Repeat the records below exactly.
::::
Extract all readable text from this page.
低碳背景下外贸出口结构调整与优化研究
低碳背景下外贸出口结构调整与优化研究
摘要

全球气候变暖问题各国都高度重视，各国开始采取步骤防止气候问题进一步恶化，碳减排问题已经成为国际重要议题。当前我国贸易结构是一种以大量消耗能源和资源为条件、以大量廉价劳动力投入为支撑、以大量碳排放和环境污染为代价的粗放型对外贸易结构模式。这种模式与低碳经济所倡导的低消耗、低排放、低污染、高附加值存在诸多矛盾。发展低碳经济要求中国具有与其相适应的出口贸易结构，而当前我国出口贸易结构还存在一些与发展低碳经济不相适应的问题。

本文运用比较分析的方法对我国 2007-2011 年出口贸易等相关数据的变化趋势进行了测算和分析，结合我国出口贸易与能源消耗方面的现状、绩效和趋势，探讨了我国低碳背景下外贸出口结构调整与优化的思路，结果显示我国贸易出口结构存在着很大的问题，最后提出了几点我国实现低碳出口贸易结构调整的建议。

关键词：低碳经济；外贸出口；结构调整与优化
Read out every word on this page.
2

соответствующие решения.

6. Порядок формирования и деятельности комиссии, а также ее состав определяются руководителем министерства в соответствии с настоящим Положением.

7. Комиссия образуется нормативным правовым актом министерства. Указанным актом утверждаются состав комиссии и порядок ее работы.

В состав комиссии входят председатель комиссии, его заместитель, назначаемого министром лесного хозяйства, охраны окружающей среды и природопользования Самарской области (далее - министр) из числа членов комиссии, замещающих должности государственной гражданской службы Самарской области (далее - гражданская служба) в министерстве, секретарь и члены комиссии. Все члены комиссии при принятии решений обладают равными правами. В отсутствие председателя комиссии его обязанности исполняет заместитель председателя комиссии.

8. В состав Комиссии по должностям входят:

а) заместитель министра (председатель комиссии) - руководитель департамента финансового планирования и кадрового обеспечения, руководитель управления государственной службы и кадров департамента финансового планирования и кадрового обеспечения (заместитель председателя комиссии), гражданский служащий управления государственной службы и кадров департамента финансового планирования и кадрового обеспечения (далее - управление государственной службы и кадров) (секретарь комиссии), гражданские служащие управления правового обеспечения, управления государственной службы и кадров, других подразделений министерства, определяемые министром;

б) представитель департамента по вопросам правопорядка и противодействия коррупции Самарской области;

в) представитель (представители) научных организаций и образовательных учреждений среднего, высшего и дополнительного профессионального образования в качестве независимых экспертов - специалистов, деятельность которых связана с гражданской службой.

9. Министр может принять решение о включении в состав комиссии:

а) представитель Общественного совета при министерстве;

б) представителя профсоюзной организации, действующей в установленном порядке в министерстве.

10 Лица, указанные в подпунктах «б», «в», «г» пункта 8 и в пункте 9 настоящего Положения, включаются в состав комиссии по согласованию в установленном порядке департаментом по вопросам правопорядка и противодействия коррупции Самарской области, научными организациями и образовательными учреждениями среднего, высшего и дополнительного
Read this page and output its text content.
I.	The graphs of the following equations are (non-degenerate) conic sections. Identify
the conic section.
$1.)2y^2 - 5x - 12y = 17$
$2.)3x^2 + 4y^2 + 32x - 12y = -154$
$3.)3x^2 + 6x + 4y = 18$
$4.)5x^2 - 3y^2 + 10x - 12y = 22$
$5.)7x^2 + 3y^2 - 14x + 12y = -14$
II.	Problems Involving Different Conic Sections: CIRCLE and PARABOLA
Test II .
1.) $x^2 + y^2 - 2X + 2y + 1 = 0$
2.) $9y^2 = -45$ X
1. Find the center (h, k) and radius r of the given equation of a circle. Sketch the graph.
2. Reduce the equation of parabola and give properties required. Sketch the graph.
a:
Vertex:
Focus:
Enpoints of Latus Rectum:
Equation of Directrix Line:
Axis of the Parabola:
::::
- RESULT OF THE TASK
Extract all readable text from this page.
低碳背景下外贸出口结构调整与优化研究
低碳背景下外贸出口结构调整与优化研究
摘要

全球气候变暖问题各国都高度重视，各国开始采取步骤防止气候问题进一步恶化，碳减排问题已经成为国际重要议题。当前我国贸易结构是一种以大量消耗能源和资源为条件、以大量廉价劳动力投入为支撑、以大量碳排放和环境污染为代价的粗放型对外贸易结构模式。这种模式与低碳经济所倡导的低消耗、低排放、低污染、高附加值存在诸多矛盾。发展低碳经济要求中国具有与其相适应的出口贸易结构，而当前我国出口贸易结构还存在一些与发展低碳经济不相适应的问题。

本文运用比较分析的方法对我国 2007-2011 年出口贸易等相关数据的变化趋势进行了测算和分析，结合我国出口贸易与能源消耗方面的现状、绩效和趋势，探讨了我国低碳背景下外贸出口结构调整与优化的思路，结果显示我国贸易出口结构存在着很大的问题，最后提出了几点我国实现低碳出口贸易结构调整的建议。

关键词：低碳经济；外贸出口；结构调整与优化
Read out every word on this page.
2

соответствующие решения.

6. Порядок формирования и деятельности комиссии, а также ее состав определяются руководителем министерства в соответствии с настоящим Положением.

7. Комиссия образуется нормативным правовым актом министерства. Указанным актом утверждаются состав комиссии и порядок ее работы.

В состав комиссии входят председатель комиссии, его заместитель, назначаемого министром лесного хозяйства, охраны окружающей среды и природопользования Самарской области (далее - министр) из числа членов комиссии, замещающих должности государственной гражданской службы Самарской области (далее - гражданская служба) в министерстве, секретарь и члены комиссии. Все члены комиссии при принятии решений обладают равными правами. В отсутствие председателя комиссии его обязанности исполняет заместитель председателя комиссии.

8. В состав Комиссии по должностям входят:

а) заместитель министра (председатель комиссии) - руководитель департамента финансового планирования и кадрового обеспечения, руководитель управления государственной службы и кадров департамента финансового планирования и кадрового обеспечения (заместитель председателя комиссии), гражданский служащий управления государственной службы и кадров департамента финансового планирования и кадрового обеспечения (далее - управление государственной службы и кадров) (секретарь комиссии), гражданские служащие управления правового обеспечения, управления государственной службы и кадров, других подразделений министерства, определяемые министром;

б) представитель департамента по вопросам правопорядка и противодействия коррупции Самарской области;

в) представитель (представители) научных организаций и образовательных учреждений среднего, высшего и дополнительного профессионального образования в качестве независимых экспертов - специалистов, деятельность которых связана с гражданской службой.

9. Министр может принять решение о включении в состав комиссии:

а) представитель Общественного совета при министерстве;

б) представителя профсоюзной организации, действующей в установленном порядке в министерстве.

10 Лица, указанные в подпунктах «б», «в», «г» пункта 8 и в пункте 9 настоящего Положения, включаются в состав комиссии по согласованию в установленном порядке департаментом по вопросам правопорядка и противодействия коррупции Самарской области, научными организациями и образовательными учреждениями среднего, высшего и дополнительного
Read this page and output its text content.
I.	The graphs of the following equations are (non-degenerate) conic sections. Identify
the conic section.
$1.)2y^2 - 5x - 12y = 17$
$2.)3x^2 + 4y^2 + 32x - 12y = -154$
$3.)3x^2 + 6x + 4y = 18$
$4.)5x^2 - 3y^2 + 10x - 12y = 22$
$5.)7x^2 + 3y^2 - 14x + 12y = -14$
II.	Problems Involving Different Conic Sections: CIRCLE and PARABOLA
Test II .
1.) $x^2 + y^2 - 2X + 2y + 1 = 0$
2.) $9y^2 = -45$ X
1. Find the center (h, k) and radius r of the given equation of a circle. Sketch the graph.
2. Reduce the equation of parabola and give properties required. Sketch the graph.
a:
Vertex:
Focus:
Enpoints of Latus Rectum:
Equation of Directrix Line:
Axis of the Parabola:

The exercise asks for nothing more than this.